:: DATASET CONTENT

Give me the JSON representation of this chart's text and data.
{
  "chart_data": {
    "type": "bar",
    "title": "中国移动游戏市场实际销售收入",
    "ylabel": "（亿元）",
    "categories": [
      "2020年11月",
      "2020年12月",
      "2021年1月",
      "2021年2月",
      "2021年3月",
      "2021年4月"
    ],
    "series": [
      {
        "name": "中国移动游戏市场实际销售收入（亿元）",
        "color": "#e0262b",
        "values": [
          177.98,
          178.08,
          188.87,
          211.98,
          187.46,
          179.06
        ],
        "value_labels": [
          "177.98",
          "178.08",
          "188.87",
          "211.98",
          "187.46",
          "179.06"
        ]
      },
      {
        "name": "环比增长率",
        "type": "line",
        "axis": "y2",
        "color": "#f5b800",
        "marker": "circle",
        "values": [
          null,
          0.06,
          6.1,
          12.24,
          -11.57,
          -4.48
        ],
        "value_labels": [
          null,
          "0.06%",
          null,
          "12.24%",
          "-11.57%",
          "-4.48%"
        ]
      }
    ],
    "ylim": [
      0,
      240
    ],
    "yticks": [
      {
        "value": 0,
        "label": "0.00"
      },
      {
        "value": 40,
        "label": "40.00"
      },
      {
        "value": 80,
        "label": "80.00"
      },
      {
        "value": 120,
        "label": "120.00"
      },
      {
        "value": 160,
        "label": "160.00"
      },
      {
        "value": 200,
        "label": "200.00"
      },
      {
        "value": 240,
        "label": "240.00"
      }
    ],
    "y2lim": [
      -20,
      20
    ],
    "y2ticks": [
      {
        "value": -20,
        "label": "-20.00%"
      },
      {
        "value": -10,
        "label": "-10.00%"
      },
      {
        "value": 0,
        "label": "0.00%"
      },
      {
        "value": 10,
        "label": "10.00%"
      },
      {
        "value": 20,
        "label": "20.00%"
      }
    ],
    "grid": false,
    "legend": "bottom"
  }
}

::::
:: DATASET CONTENT

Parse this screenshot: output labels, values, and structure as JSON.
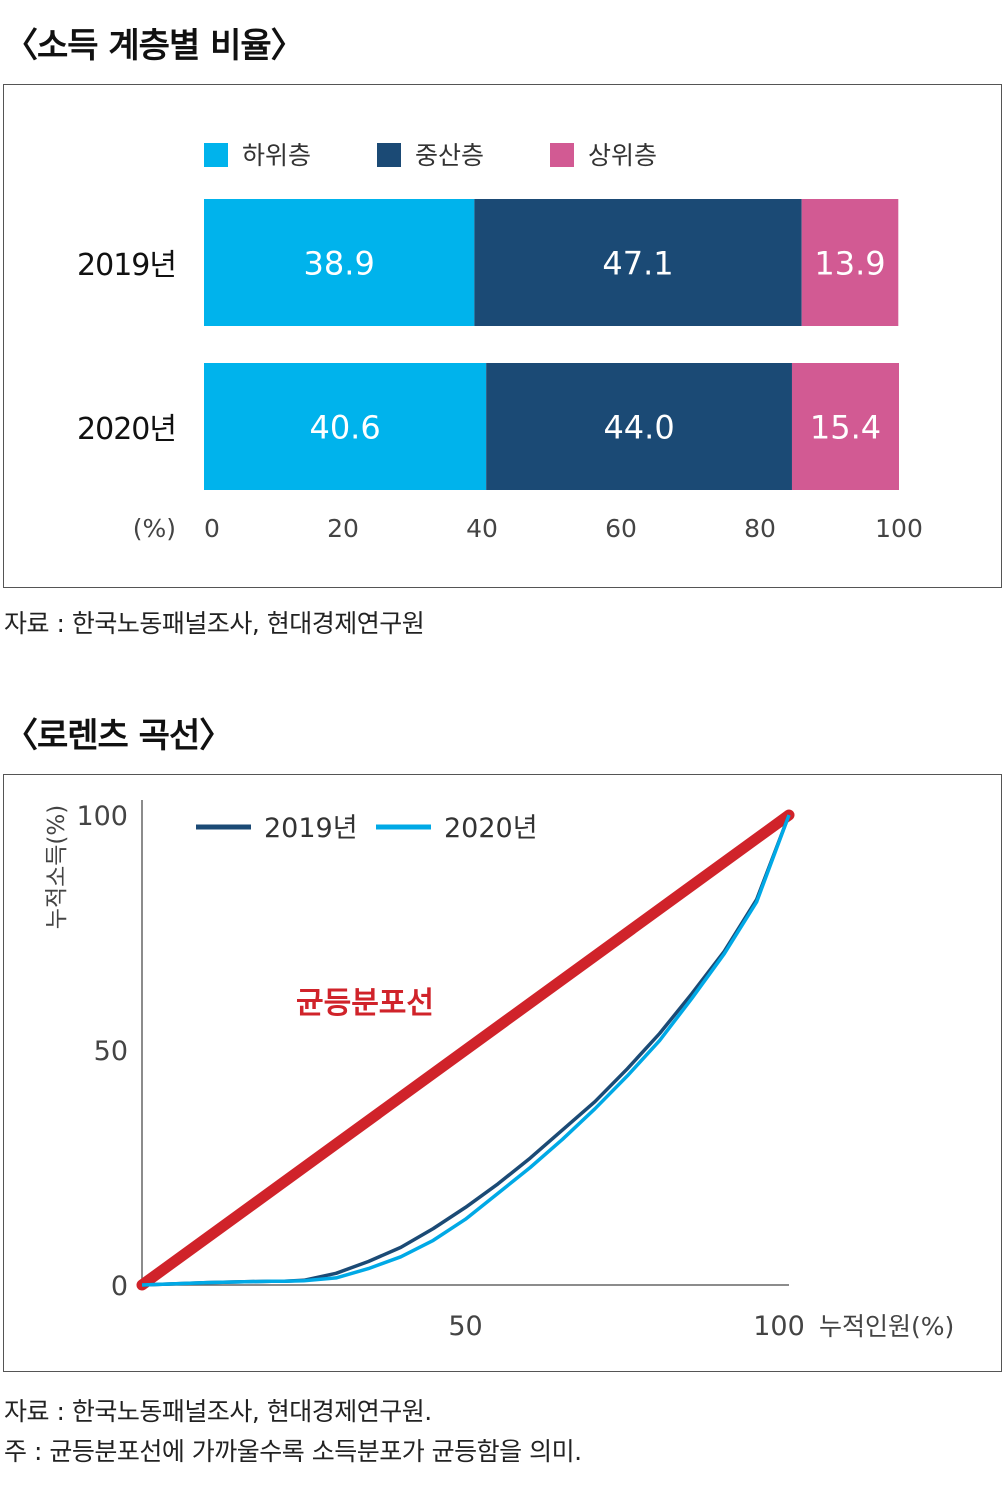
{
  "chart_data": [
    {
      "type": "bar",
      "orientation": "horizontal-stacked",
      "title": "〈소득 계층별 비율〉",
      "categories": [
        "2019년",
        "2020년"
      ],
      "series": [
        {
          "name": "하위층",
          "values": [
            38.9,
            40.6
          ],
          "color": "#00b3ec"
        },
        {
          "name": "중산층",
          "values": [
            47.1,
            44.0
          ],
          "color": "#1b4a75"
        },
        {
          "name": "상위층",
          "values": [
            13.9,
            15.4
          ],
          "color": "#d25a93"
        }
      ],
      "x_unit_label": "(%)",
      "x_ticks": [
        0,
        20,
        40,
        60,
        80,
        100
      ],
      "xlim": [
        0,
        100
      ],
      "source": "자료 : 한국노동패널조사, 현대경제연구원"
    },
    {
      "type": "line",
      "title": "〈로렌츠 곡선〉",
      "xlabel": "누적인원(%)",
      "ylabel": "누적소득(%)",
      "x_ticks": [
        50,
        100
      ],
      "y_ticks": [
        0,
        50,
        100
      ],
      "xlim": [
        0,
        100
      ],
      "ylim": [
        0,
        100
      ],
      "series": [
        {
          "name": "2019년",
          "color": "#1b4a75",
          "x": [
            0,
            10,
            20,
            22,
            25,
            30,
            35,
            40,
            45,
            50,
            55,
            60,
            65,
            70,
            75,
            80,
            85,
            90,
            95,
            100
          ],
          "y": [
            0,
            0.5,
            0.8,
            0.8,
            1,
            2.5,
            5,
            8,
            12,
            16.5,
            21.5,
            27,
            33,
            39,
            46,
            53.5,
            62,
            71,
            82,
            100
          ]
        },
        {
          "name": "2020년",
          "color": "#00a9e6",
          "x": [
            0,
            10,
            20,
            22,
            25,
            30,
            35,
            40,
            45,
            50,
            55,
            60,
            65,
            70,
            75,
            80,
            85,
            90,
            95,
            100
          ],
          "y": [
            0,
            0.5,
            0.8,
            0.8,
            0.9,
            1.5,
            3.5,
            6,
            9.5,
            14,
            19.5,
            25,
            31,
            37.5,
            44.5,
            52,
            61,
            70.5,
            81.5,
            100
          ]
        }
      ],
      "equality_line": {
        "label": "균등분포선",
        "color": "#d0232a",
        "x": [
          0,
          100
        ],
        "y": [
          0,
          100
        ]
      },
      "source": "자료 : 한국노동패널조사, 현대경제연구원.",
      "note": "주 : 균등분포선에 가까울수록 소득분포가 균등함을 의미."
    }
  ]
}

::::

**WRITTEN PROBLEM:** In the entries above, how many lines contain the word "title"? Answer with the number only.

**RESPONSE TO THE TASK:** 3